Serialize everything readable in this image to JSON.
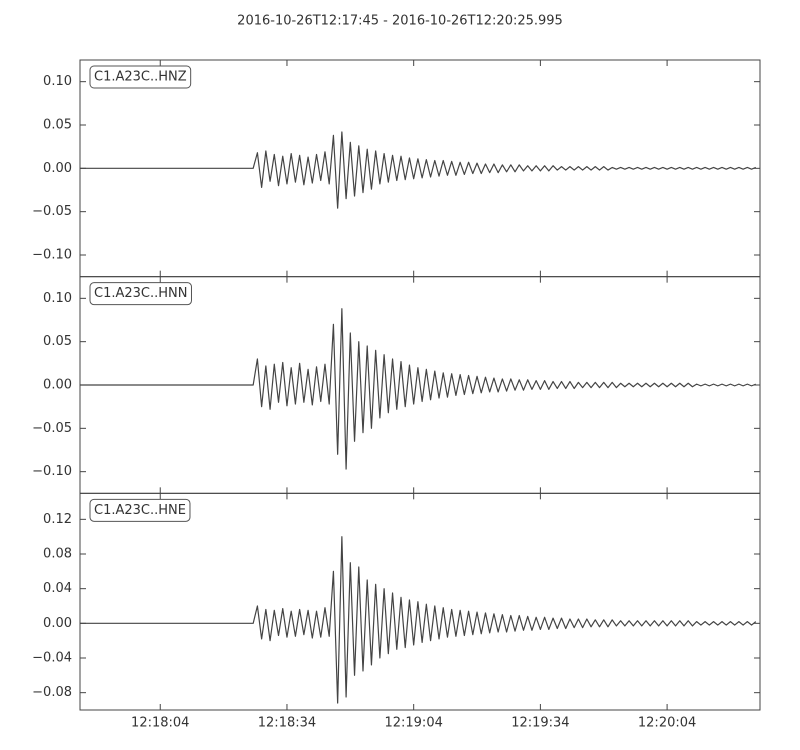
{
  "chart_data": {
    "type": "line",
    "title": "2016-10-26T12:17:45  -  2016-10-26T12:20:25.995",
    "x": [
      "12:17:45",
      "12:17:46",
      "12:17:47",
      "12:17:48",
      "12:17:49",
      "12:17:50",
      "12:17:51",
      "12:17:52",
      "12:17:53",
      "12:17:54",
      "12:17:55",
      "12:17:56",
      "12:17:57",
      "12:17:58",
      "12:17:59",
      "12:18:00",
      "12:18:01",
      "12:18:02",
      "12:18:03",
      "12:18:04",
      "12:18:05",
      "12:18:06",
      "12:18:07",
      "12:18:08",
      "12:18:09",
      "12:18:10",
      "12:18:11",
      "12:18:12",
      "12:18:13",
      "12:18:14",
      "12:18:15",
      "12:18:16",
      "12:18:17",
      "12:18:18",
      "12:18:19",
      "12:18:20",
      "12:18:21",
      "12:18:22",
      "12:18:23",
      "12:18:24",
      "12:18:25",
      "12:18:26",
      "12:18:27",
      "12:18:28",
      "12:18:29",
      "12:18:30",
      "12:18:31",
      "12:18:32",
      "12:18:33",
      "12:18:34",
      "12:18:35",
      "12:18:36",
      "12:18:37",
      "12:18:38",
      "12:18:39",
      "12:18:40",
      "12:18:41",
      "12:18:42",
      "12:18:43",
      "12:18:44",
      "12:18:45",
      "12:18:46",
      "12:18:47",
      "12:18:48",
      "12:18:49",
      "12:18:50",
      "12:18:51",
      "12:18:52",
      "12:18:53",
      "12:18:54",
      "12:18:55",
      "12:18:56",
      "12:18:57",
      "12:18:58",
      "12:18:59",
      "12:19:00",
      "12:19:01",
      "12:19:02",
      "12:19:03",
      "12:19:04",
      "12:19:05",
      "12:19:06",
      "12:19:07",
      "12:19:08",
      "12:19:09",
      "12:19:10",
      "12:19:11",
      "12:19:12",
      "12:19:13",
      "12:19:14",
      "12:19:15",
      "12:19:16",
      "12:19:17",
      "12:19:18",
      "12:19:19",
      "12:19:20",
      "12:19:21",
      "12:19:22",
      "12:19:23",
      "12:19:24",
      "12:19:25",
      "12:19:26",
      "12:19:27",
      "12:19:28",
      "12:19:29",
      "12:19:30",
      "12:19:31",
      "12:19:32",
      "12:19:33",
      "12:19:34",
      "12:19:35",
      "12:19:36",
      "12:19:37",
      "12:19:38",
      "12:19:39",
      "12:19:40",
      "12:19:41",
      "12:19:42",
      "12:19:43",
      "12:19:44",
      "12:19:45",
      "12:19:46",
      "12:19:47",
      "12:19:48",
      "12:19:49",
      "12:19:50",
      "12:19:51",
      "12:19:52",
      "12:19:53",
      "12:19:54",
      "12:19:55",
      "12:19:56",
      "12:19:57",
      "12:19:58",
      "12:19:59",
      "12:20:00",
      "12:20:01",
      "12:20:02",
      "12:20:03",
      "12:20:04",
      "12:20:05",
      "12:20:06",
      "12:20:07",
      "12:20:08",
      "12:20:09",
      "12:20:10",
      "12:20:11",
      "12:20:12",
      "12:20:13",
      "12:20:14",
      "12:20:15",
      "12:20:16",
      "12:20:17",
      "12:20:18",
      "12:20:19",
      "12:20:20",
      "12:20:21",
      "12:20:22",
      "12:20:23",
      "12:20:24",
      "12:20:25"
    ],
    "xlim": [
      "12:17:45",
      "12:20:25.995"
    ],
    "xticks": [
      "12:18:04",
      "12:18:34",
      "12:19:04",
      "12:19:34",
      "12:20:04"
    ],
    "series": [
      {
        "name": "C1.A23C..HNZ",
        "color": "#444444",
        "ylim": [
          -0.125,
          0.125
        ],
        "yticks": [
          {
            "value": 0.1,
            "label": "0.10"
          },
          0.05,
          {
            "value": 0,
            "label": "0.00"
          },
          {
            "value": -0.05,
            "label": "−0.05"
          },
          {
            "value": -0.1,
            "label": "−0.10"
          }
        ],
        "values": [
          0,
          0,
          0,
          0,
          0,
          0,
          0,
          0,
          0,
          0,
          0,
          0,
          0,
          0,
          0,
          0,
          0,
          0,
          0,
          0,
          0,
          0,
          0,
          0,
          0,
          0,
          0,
          0,
          0,
          0,
          0,
          0,
          0,
          0,
          0,
          0,
          0,
          0,
          0,
          0,
          0,
          0,
          0.018,
          -0.022,
          0.02,
          -0.015,
          0.016,
          -0.02,
          0.014,
          -0.018,
          0.017,
          -0.016,
          0.015,
          -0.019,
          0.013,
          -0.017,
          0.016,
          -0.014,
          0.019,
          -0.018,
          0.038,
          -0.046,
          0.042,
          -0.035,
          0.03,
          -0.032,
          0.026,
          -0.028,
          0.022,
          -0.024,
          0.02,
          -0.018,
          0.017,
          -0.016,
          0.015,
          -0.014,
          0.014,
          -0.013,
          0.012,
          -0.012,
          0.011,
          -0.011,
          0.01,
          -0.01,
          0.009,
          -0.009,
          0.009,
          -0.008,
          0.008,
          -0.008,
          0.007,
          -0.007,
          0.007,
          -0.006,
          0.006,
          -0.006,
          0.005,
          -0.005,
          0.005,
          -0.005,
          0.004,
          -0.004,
          0.004,
          -0.004,
          0.004,
          -0.003,
          0.003,
          -0.003,
          0.003,
          -0.003,
          0.003,
          -0.003,
          0.003,
          -0.002,
          0.002,
          -0.002,
          0.002,
          -0.002,
          0.002,
          -0.002,
          0.002,
          -0.002,
          0.002,
          -0.002,
          0.002,
          -0.002,
          0.001,
          -0.001,
          0.001,
          -0.001,
          0.001,
          -0.001,
          0.001,
          -0.001,
          0.001,
          -0.001,
          0.001,
          -0.001,
          0.001,
          -0.001,
          0.001,
          -0.001,
          0.001,
          -0.001,
          0.001,
          -0.001,
          0.001,
          -0.001,
          0.001,
          -0.001,
          0.001,
          -0.001,
          0.001,
          -0.001,
          0.001,
          -0.001,
          0.001,
          -0.001,
          0.001,
          -0.001,
          0.001
        ]
      },
      {
        "name": "C1.A23C..HNN",
        "color": "#444444",
        "ylim": [
          -0.125,
          0.125
        ],
        "yticks": [
          {
            "value": 0.1,
            "label": "0.10"
          },
          0.05,
          {
            "value": 0,
            "label": "0.00"
          },
          {
            "value": -0.05,
            "label": "−0.05"
          },
          {
            "value": -0.1,
            "label": "−0.10"
          }
        ],
        "values": [
          0,
          0,
          0,
          0,
          0,
          0,
          0,
          0,
          0,
          0,
          0,
          0,
          0,
          0,
          0,
          0,
          0,
          0,
          0,
          0,
          0,
          0,
          0,
          0,
          0,
          0,
          0,
          0,
          0,
          0,
          0,
          0,
          0,
          0,
          0,
          0,
          0,
          0,
          0,
          0,
          0,
          0,
          0.03,
          -0.025,
          0.022,
          -0.028,
          0.024,
          -0.02,
          0.026,
          -0.024,
          0.02,
          -0.022,
          0.025,
          -0.02,
          0.018,
          -0.023,
          0.021,
          -0.019,
          0.024,
          -0.022,
          0.07,
          -0.08,
          0.088,
          -0.097,
          0.06,
          -0.065,
          0.05,
          -0.055,
          0.045,
          -0.05,
          0.04,
          -0.038,
          0.035,
          -0.032,
          0.03,
          -0.028,
          0.027,
          -0.025,
          0.023,
          -0.022,
          0.02,
          -0.019,
          0.018,
          -0.017,
          0.016,
          -0.015,
          0.014,
          -0.014,
          0.013,
          -0.012,
          0.012,
          -0.011,
          0.011,
          -0.01,
          0.01,
          -0.009,
          0.009,
          -0.008,
          0.008,
          -0.008,
          0.007,
          -0.007,
          0.007,
          -0.006,
          0.006,
          -0.006,
          0.006,
          -0.005,
          0.005,
          -0.005,
          0.005,
          -0.005,
          0.004,
          -0.004,
          0.004,
          -0.004,
          0.004,
          -0.004,
          0.003,
          -0.003,
          0.003,
          -0.003,
          0.003,
          -0.003,
          0.003,
          -0.003,
          0.003,
          -0.003,
          0.002,
          -0.002,
          0.002,
          -0.002,
          0.002,
          -0.002,
          0.002,
          -0.002,
          0.002,
          -0.002,
          0.002,
          -0.002,
          0.002,
          -0.002,
          0.002,
          -0.002,
          0.002,
          -0.002,
          0.001,
          -0.001,
          0.001,
          -0.001,
          0.001,
          -0.001,
          0.001,
          -0.001,
          0.001,
          -0.001,
          0.001,
          -0.001,
          0.001,
          -0.001,
          0.001
        ]
      },
      {
        "name": "C1.A23C..HNE",
        "color": "#444444",
        "ylim": [
          -0.1,
          0.15
        ],
        "yticks": [
          0.12,
          0.08,
          0.04,
          {
            "value": 0,
            "label": "0.00"
          },
          {
            "value": -0.04,
            "label": "−0.04"
          },
          {
            "value": -0.08,
            "label": "−0.08"
          }
        ],
        "values": [
          0,
          0,
          0,
          0,
          0,
          0,
          0,
          0,
          0,
          0,
          0,
          0,
          0,
          0,
          0,
          0,
          0,
          0,
          0,
          0,
          0,
          0,
          0,
          0,
          0,
          0,
          0,
          0,
          0,
          0,
          0,
          0,
          0,
          0,
          0,
          0,
          0,
          0,
          0,
          0,
          0,
          0,
          0.02,
          -0.018,
          0.016,
          -0.02,
          0.015,
          -0.014,
          0.017,
          -0.016,
          0.014,
          -0.015,
          0.016,
          -0.013,
          0.015,
          -0.017,
          0.014,
          -0.016,
          0.018,
          -0.015,
          0.06,
          -0.092,
          0.1,
          -0.085,
          0.07,
          -0.06,
          0.065,
          -0.055,
          0.05,
          -0.048,
          0.045,
          -0.04,
          0.04,
          -0.035,
          0.035,
          -0.03,
          0.03,
          -0.028,
          0.027,
          -0.025,
          0.025,
          -0.022,
          0.022,
          -0.02,
          0.02,
          -0.018,
          0.018,
          -0.016,
          0.016,
          -0.015,
          0.015,
          -0.014,
          0.014,
          -0.013,
          0.013,
          -0.012,
          0.012,
          -0.011,
          0.011,
          -0.01,
          0.01,
          -0.01,
          0.009,
          -0.009,
          0.009,
          -0.008,
          0.008,
          -0.008,
          0.007,
          -0.007,
          0.007,
          -0.007,
          0.006,
          -0.006,
          0.006,
          -0.006,
          0.005,
          -0.005,
          0.005,
          -0.005,
          0.005,
          -0.004,
          0.004,
          -0.004,
          0.004,
          -0.004,
          0.004,
          -0.003,
          0.003,
          -0.003,
          0.003,
          -0.003,
          0.003,
          -0.003,
          0.003,
          -0.003,
          0.003,
          -0.003,
          0.003,
          -0.003,
          0.003,
          -0.003,
          0.003,
          -0.003,
          0.003,
          -0.003,
          0.002,
          -0.002,
          0.002,
          -0.002,
          0.002,
          -0.002,
          0.002,
          -0.002,
          0.002,
          -0.002,
          0.002,
          -0.002,
          0.002,
          -0.002,
          0.002
        ]
      }
    ]
  }
}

■ What is needed: Pull out all lines from the listing that contain the string "name".

■ Full solution:
        "name": "C1.A23C..HNZ",
        "name": "C1.A23C..HNN",
        "name": "C1.A23C..HNE",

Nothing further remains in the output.